▶

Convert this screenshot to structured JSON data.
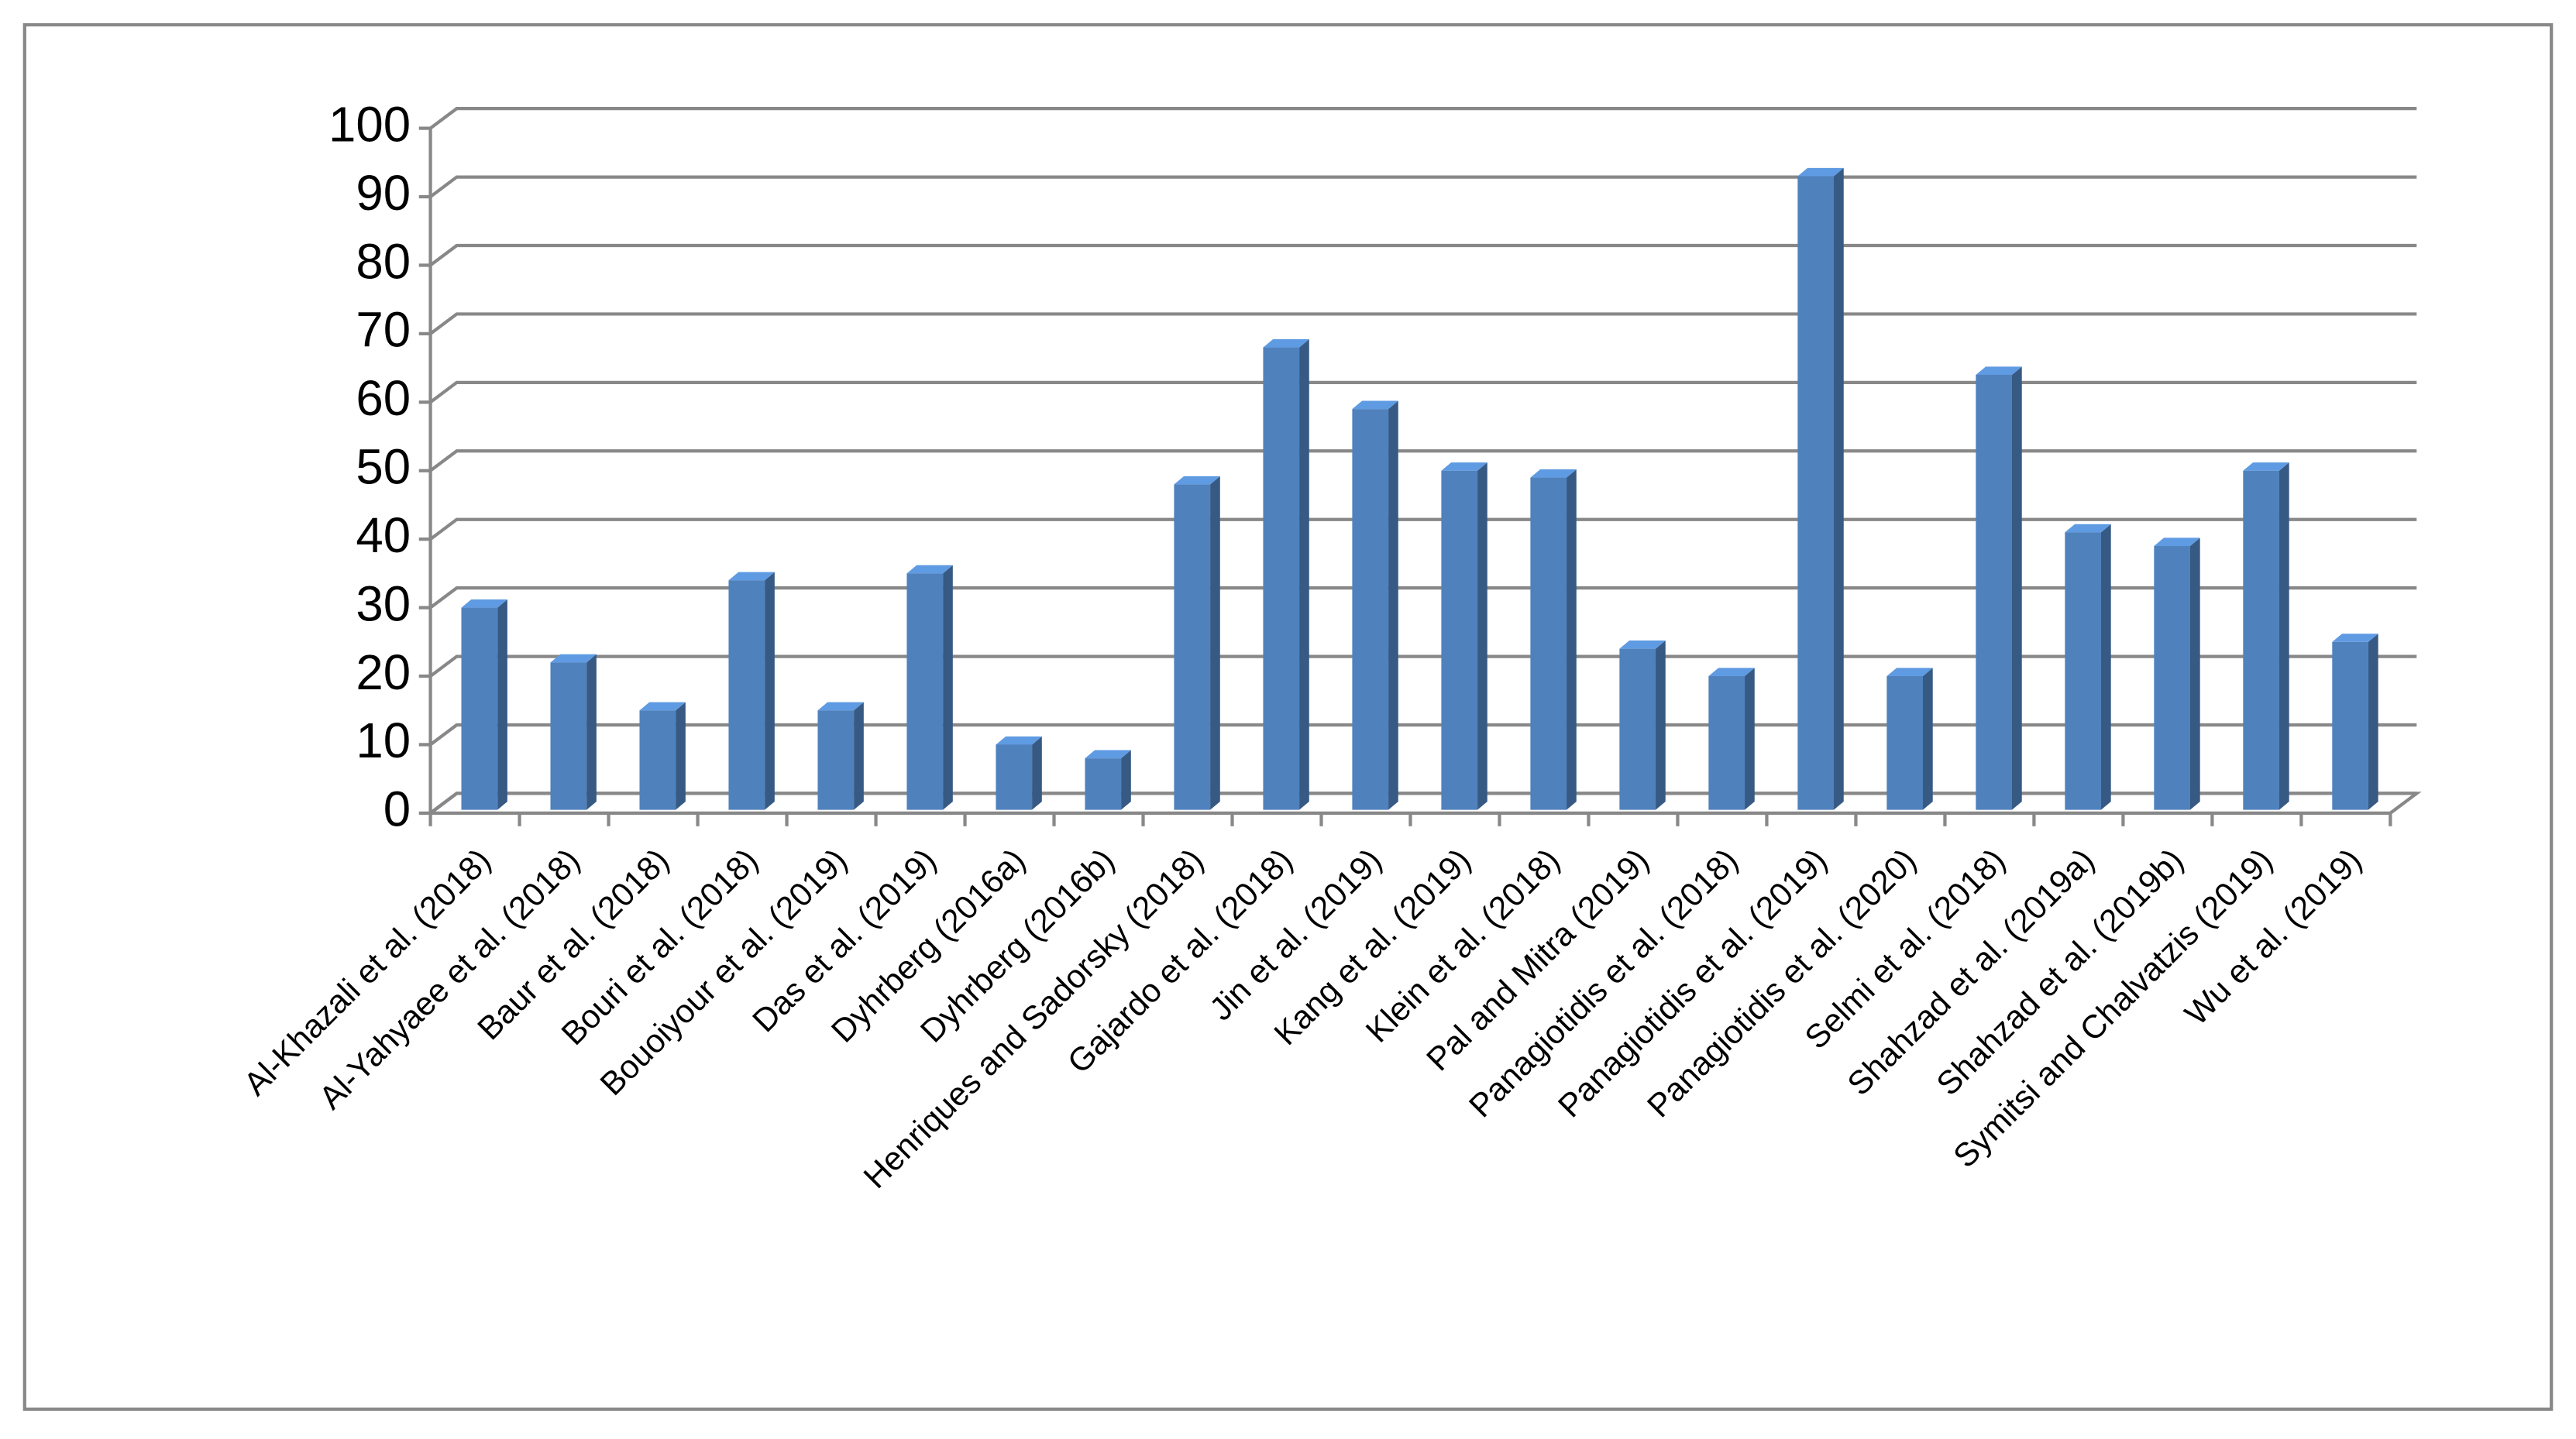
{
  "chart_data": {
    "type": "bar3d",
    "categories": [
      "Al-Khazali et al. (2018)",
      "Al-Yahyaee et al. (2018)",
      "Baur et al. (2018)",
      "Bouri et al. (2018)",
      "Bouoiyour et al. (2019)",
      "Das et al. (2019)",
      "Dyhrberg (2016a)",
      "Dyhrberg (2016b)",
      "Henriques and Sadorsky (2018)",
      "Gajardo et al. (2018)",
      "Jin et al. (2019)",
      "Kang et al. (2019)",
      "Klein et al. (2018)",
      "Pal and Mitra (2019)",
      "Panagiotidis et al. (2018)",
      "Panagiotidis et al. (2019)",
      "Panagiotidis et al. (2020)",
      "Selmi et al. (2018)",
      "Shahzad et al. (2019a)",
      "Shahzad et al. (2019b)",
      "Symitsi and Chalvatzis (2019)",
      "Wu et al. (2019)"
    ],
    "values": [
      30,
      22,
      15,
      34,
      15,
      35,
      10,
      8,
      48,
      68,
      59,
      50,
      49,
      24,
      20,
      93,
      20,
      64,
      41,
      39,
      50,
      25
    ],
    "color": "#4f81bd",
    "ylim": [
      0,
      100
    ],
    "yticks": [
      0,
      10,
      20,
      30,
      40,
      50,
      60,
      70,
      80,
      90,
      100
    ],
    "grid": true
  }
}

◀

## Brief
Reproduce every record word for word. The copy must contain no pictures.

## Answer for the task
Convert this screenshot to structured JSON data.
{
  "chart_data": {
    "type": "bar3d",
    "categories": [
      "Al-Khazali et al. (2018)",
      "Al-Yahyaee et al. (2018)",
      "Baur et al. (2018)",
      "Bouri et al. (2018)",
      "Bouoiyour et al. (2019)",
      "Das et al. (2019)",
      "Dyhrberg (2016a)",
      "Dyhrberg (2016b)",
      "Henriques and Sadorsky (2018)",
      "Gajardo et al. (2018)",
      "Jin et al. (2019)",
      "Kang et al. (2019)",
      "Klein et al. (2018)",
      "Pal and Mitra (2019)",
      "Panagiotidis et al. (2018)",
      "Panagiotidis et al. (2019)",
      "Panagiotidis et al. (2020)",
      "Selmi et al. (2018)",
      "Shahzad et al. (2019a)",
      "Shahzad et al. (2019b)",
      "Symitsi and Chalvatzis (2019)",
      "Wu et al. (2019)"
    ],
    "values": [
      30,
      22,
      15,
      34,
      15,
      35,
      10,
      8,
      48,
      68,
      59,
      50,
      49,
      24,
      20,
      93,
      20,
      64,
      41,
      39,
      50,
      25
    ],
    "color": "#4f81bd",
    "ylim": [
      0,
      100
    ],
    "yticks": [
      0,
      10,
      20,
      30,
      40,
      50,
      60,
      70,
      80,
      90,
      100
    ],
    "grid": true
  }
}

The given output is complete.